**Given instruction**.
Without the images, output each record below as it stands.

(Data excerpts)
______

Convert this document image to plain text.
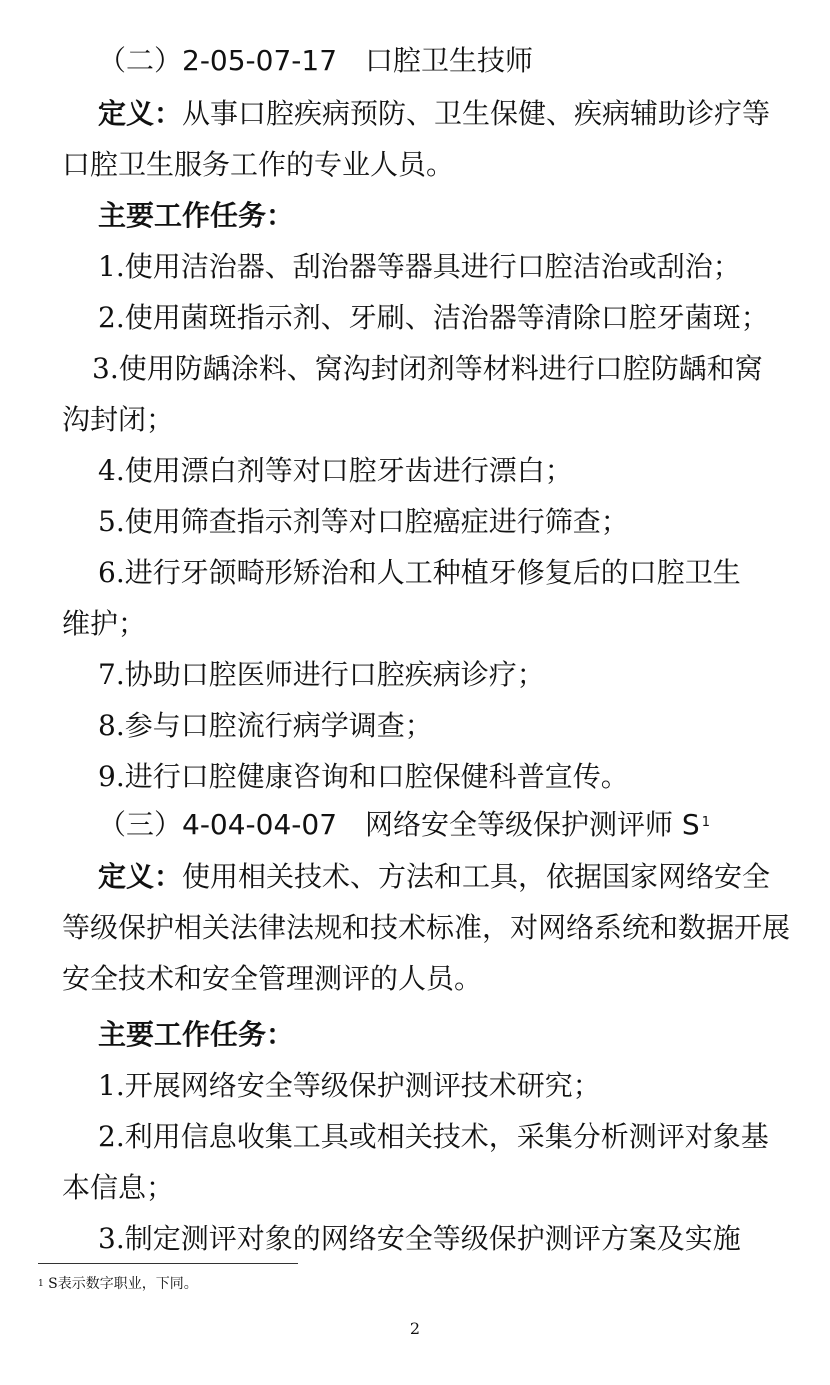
（二）2-05-07-17　口腔卫生技师
定义：从事口腔疾病预防、卫生保健、疾病辅助诊疗等
口腔卫生服务工作的专业人员。
主要工作任务：
1.使用洁治器、刮治器等器具进行口腔洁治或刮治；
2.使用菌斑指示剂、牙刷、洁治器等清除口腔牙菌斑；
3.使用防龋涂料、窝沟封闭剂等材料进行口腔防龋和窝
沟封闭；
4.使用漂白剂等对口腔牙齿进行漂白；
5.使用筛查指示剂等对口腔癌症进行筛查；
6.进行牙颌畸形矫治和人工种植牙修复后的口腔卫生
维护；
7.协助口腔医师进行口腔疾病诊疗；
8.参与口腔流行病学调查；
9.进行口腔健康咨询和口腔保健科普宣传。
（三）4-04-04-07　网络安全等级保护测评师 S $^1$
定义：使用相关技术、方法和工具，依据国家网络安全
等级保护相关法律法规和技术标准，对网络系统和数据开展
安全技术和安全管理测评的人员。
主要工作任务：
1.开展网络安全等级保护测评技术研究；
2.利用信息收集工具或相关技术，采集分析测评对象基
本信息；
3.制定测评对象的网络安全等级保护测评方案及实施
$^1$ S表示数字职业，下同。
2
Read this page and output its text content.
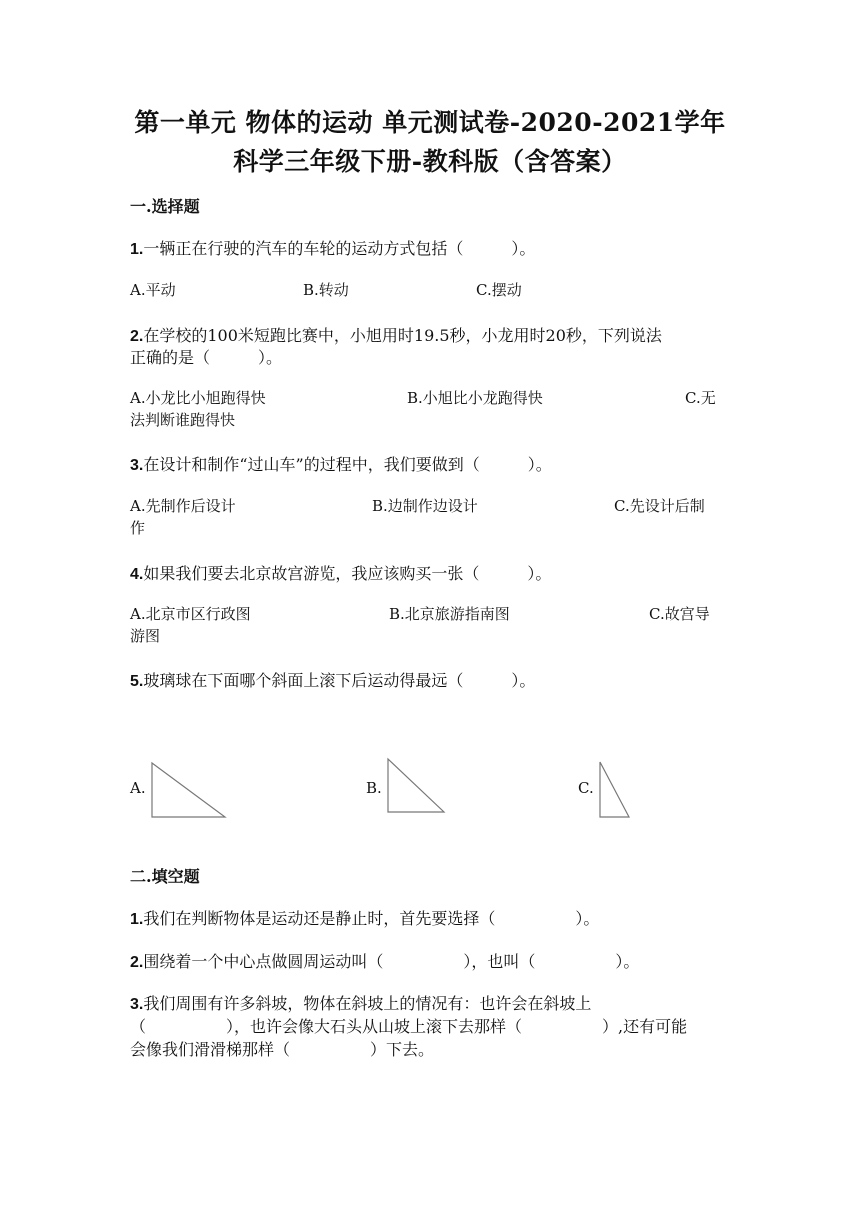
第一单元 物体的运动 单元测试卷-2020-2021学年
科学三年级下册-教科版（含答案）
一.选择题
1.一辆正在行驶的汽车的车轮的运动方式包括（　　　）。
A.平动	B.转动	C.摆动
2.在学校的100米短跑比赛中，小旭用时19.5秒，小龙用时20秒，下列说法
正确的是（　　　）。
A.小龙比小旭跑得快	B.小旭比小龙跑得快	C.无
法判断谁跑得快
3.在设计和制作“过山车”的过程中，我们要做到（　　　）。
A.先制作后设计	B.边制作边设计	C.先设计后制
作
4.如果我们要去北京故宫游览，我应该购买一张（　　　）。
A.北京市区行政图	B.北京旅游指南图	C.故宫导
游图
5.玻璃球在下面哪个斜面上滚下后运动得最远（　　　）。
A.	B.	C.
二.填空题
1.我们在判断物体是运动还是静止时，首先要选择（　　　　　）。
2.围绕着一个中心点做圆周运动叫（　　　　　），也叫（　　　　　）。
3.我们周围有许多斜坡，物体在斜坡上的情况有：也许会在斜坡上
（　　　　　），也许会像大石头从山坡上滚下去那样（　　　　　）,还有可能
会像我们滑滑梯那样（　　　　　）下去。
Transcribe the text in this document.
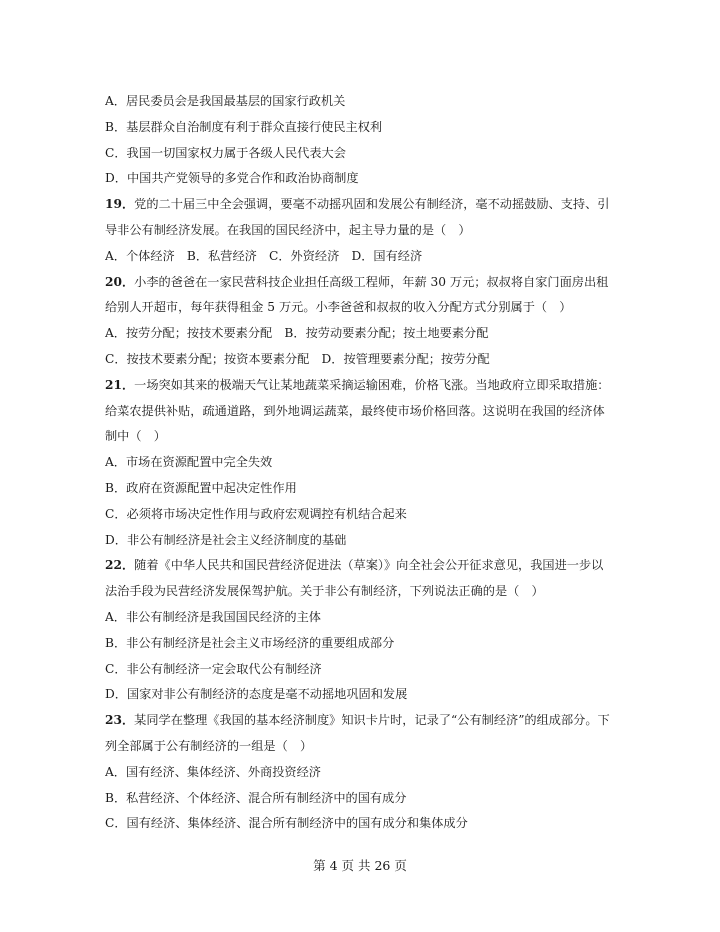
A．居民委员会是我国最基层的国家行政机关
B．基层群众自治制度有利于群众直接行使民主权利
C．我国一切国家权力属于各级人民代表大会
D．中国共产党领导的多党合作和政治协商制度
19．党的二十届三中全会强调，要毫不动摇巩固和发展公有制经济，毫不动摇鼓励、支持、引
导非公有制经济发展。在我国的国民经济中，起主导力量的是（　）
A．个体经济　B．私营经济　C．外资经济　D．国有经济
20．小李的爸爸在一家民营科技企业担任高级工程师，年薪 30 万元；叔叔将自家门面房出租
给别人开超市，每年获得租金 5 万元。小李爸爸和叔叔的收入分配方式分别属于（　）
A．按劳分配；按技术要素分配　B．按劳动要素分配；按土地要素分配
C．按技术要素分配；按资本要素分配　D．按管理要素分配；按劳分配
21．一场突如其来的极端天气让某地蔬菜采摘运输困难，价格飞涨。当地政府立即采取措施：
给菜农提供补贴，疏通道路，到外地调运蔬菜，最终使市场价格回落。这说明在我国的经济体
制中（　）
A．市场在资源配置中完全失效
B．政府在资源配置中起决定性作用
C．必须将市场决定性作用与政府宏观调控有机结合起来
D．非公有制经济是社会主义经济制度的基础
22．随着《中华人民共和国民营经济促进法（草案）》向全社会公开征求意见，我国进一步以
法治手段为民营经济发展保驾护航。关于非公有制经济，下列说法正确的是（　）
A．非公有制经济是我国国民经济的主体
B．非公有制经济是社会主义市场经济的重要组成部分
C．非公有制经济一定会取代公有制经济
D．国家对非公有制经济的态度是毫不动摇地巩固和发展
23．某同学在整理《我国的基本经济制度》知识卡片时，记录了“公有制经济”的组成部分。下
列全部属于公有制经济的一组是（　）
A．国有经济、集体经济、外商投资经济
B．私营经济、个体经济、混合所有制经济中的国有成分
C．国有经济、集体经济、混合所有制经济中的国有成分和集体成分
第 4 页 共 26 页
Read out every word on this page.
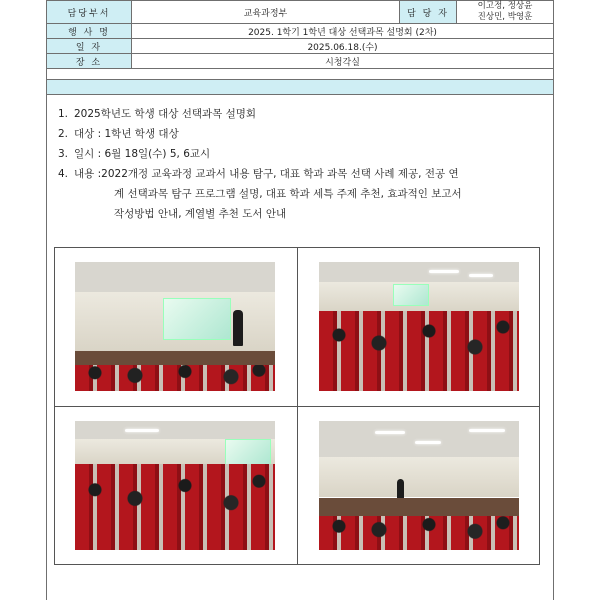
담당부서	교육과정부	담 당 자	이고정, 정상윤
진상민, 박영훈

행 사 명	2025. 1학기 1학년 대상 선택과목 설명회 (2차)		
일 자	2025.06.18.(수)		
장 소	시청각실		

1. 2025학년도 학생 대상 선택과목 설명회
2. 대상 : 1학년 학생 대상
3. 일시 : 6월 18일(수) 5, 6교시
4. 내용 : 2022개정 교육과정 교과서 내용 탐구, 대표 학과 과목 선택 사례 제공, 전공 연
계 선택과목 탐구 프로그램 설명, 대표 학과 세특 주제 추천, 효과적인 보고서
작성방법 안내, 계열별 추천 도서 안내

______

**Task solution**.
Convert this document image to plain text.
（二）2-05-07-17　口腔卫生技师
定义：从事口腔疾病预防、卫生保健、疾病辅助诊疗等
口腔卫生服务工作的专业人员。
主要工作任务：
1.使用洁治器、刮治器等器具进行口腔洁治或刮治；
2.使用菌斑指示剂、牙刷、洁治器等清除口腔牙菌斑；
3.使用防龋涂料、窝沟封闭剂等材料进行口腔防龋和窝
沟封闭；
4.使用漂白剂等对口腔牙齿进行漂白；
5.使用筛查指示剂等对口腔癌症进行筛查；
6.进行牙颌畸形矫治和人工种植牙修复后的口腔卫生
维护；
7.协助口腔医师进行口腔疾病诊疗；
8.参与口腔流行病学调查；
9.进行口腔健康咨询和口腔保健科普宣传。
（三）4-04-04-07　网络安全等级保护测评师 S $^1$
定义：使用相关技术、方法和工具，依据国家网络安全
等级保护相关法律法规和技术标准，对网络系统和数据开展
安全技术和安全管理测评的人员。
主要工作任务：
1.开展网络安全等级保护测评技术研究；
2.利用信息收集工具或相关技术，采集分析测评对象基
本信息；
3.制定测评对象的网络安全等级保护测评方案及实施
$^1$ S表示数字职业，下同。
2
Read this page and output its text content.
第一单元 物体的运动 单元测试卷-2020-2021学年
科学三年级下册-教科版（含答案）
一.选择题
1.一辆正在行驶的汽车的车轮的运动方式包括（　　　）。
A.平动	B.转动	C.摆动
2.在学校的100米短跑比赛中，小旭用时19.5秒，小龙用时20秒，下列说法
正确的是（　　　）。
A.小龙比小旭跑得快	B.小旭比小龙跑得快	C.无
法判断谁跑得快
3.在设计和制作“过山车”的过程中，我们要做到（　　　）。
A.先制作后设计	B.边制作边设计	C.先设计后制
作
4.如果我们要去北京故宫游览，我应该购买一张（　　　）。
A.北京市区行政图	B.北京旅游指南图	C.故宫导
游图
5.玻璃球在下面哪个斜面上滚下后运动得最远（　　　）。
A.	B.	C.
二.填空题
1.我们在判断物体是运动还是静止时，首先要选择（　　　　　）。
2.围绕着一个中心点做圆周运动叫（　　　　　），也叫（　　　　　）。
3.我们周围有许多斜坡，物体在斜坡上的情况有：也许会在斜坡上
（　　　　　），也许会像大石头从山坡上滚下去那样（　　　　　）,还有可能
会像我们滑滑梯那样（　　　　　）下去。
Transcribe the text in this document.
A．居民委员会是我国最基层的国家行政机关
B．基层群众自治制度有利于群众直接行使民主权利
C．我国一切国家权力属于各级人民代表大会
D．中国共产党领导的多党合作和政治协商制度
19．党的二十届三中全会强调，要毫不动摇巩固和发展公有制经济，毫不动摇鼓励、支持、引
导非公有制经济发展。在我国的国民经济中，起主导力量的是（　）
A．个体经济　B．私营经济　C．外资经济　D．国有经济
20．小李的爸爸在一家民营科技企业担任高级工程师，年薪 30 万元；叔叔将自家门面房出租
给别人开超市，每年获得租金 5 万元。小李爸爸和叔叔的收入分配方式分别属于（　）
A．按劳分配；按技术要素分配　B．按劳动要素分配；按土地要素分配
C．按技术要素分配；按资本要素分配　D．按管理要素分配；按劳分配
21．一场突如其来的极端天气让某地蔬菜采摘运输困难，价格飞涨。当地政府立即采取措施：
给菜农提供补贴，疏通道路，到外地调运蔬菜，最终使市场价格回落。这说明在我国的经济体
制中（　）
A．市场在资源配置中完全失效
B．政府在资源配置中起决定性作用
C．必须将市场决定性作用与政府宏观调控有机结合起来
D．非公有制经济是社会主义经济制度的基础
22．随着《中华人民共和国民营经济促进法（草案）》向全社会公开征求意见，我国进一步以
法治手段为民营经济发展保驾护航。关于非公有制经济，下列说法正确的是（　）
A．非公有制经济是我国国民经济的主体
B．非公有制经济是社会主义市场经济的重要组成部分
C．非公有制经济一定会取代公有制经济
D．国家对非公有制经济的态度是毫不动摇地巩固和发展
23．某同学在整理《我国的基本经济制度》知识卡片时，记录了“公有制经济”的组成部分。下
列全部属于公有制经济的一组是（　）
A．国有经济、集体经济、外商投资经济
B．私营经济、个体经济、混合所有制经济中的国有成分
C．国有经济、集体经济、混合所有制经济中的国有成分和集体成分
第 4 页 共 26 页
Read out every word on this page.
담당부서	교육과정부	담 당 자	이고정, 정상윤
진상민, 박영훈

행 사 명	2025. 1학기 1학년 대상 선택과목 설명회 (2차)		
일 자	2025.06.18.(수)		
장 소	시청각실		

1. 2025학년도 학생 대상 선택과목 설명회
2. 대상 : 1학년 학생 대상
3. 일시 : 6월 18일(수) 5, 6교시
4. 내용 : 2022개정 교육과정 교과서 내용 탐구, 대표 학과 과목 선택 사례 제공, 전공 연
계 선택과목 탐구 프로그램 설명, 대표 학과 세특 주제 추천, 효과적인 보고서
작성방법 안내, 계열별 추천 도서 안내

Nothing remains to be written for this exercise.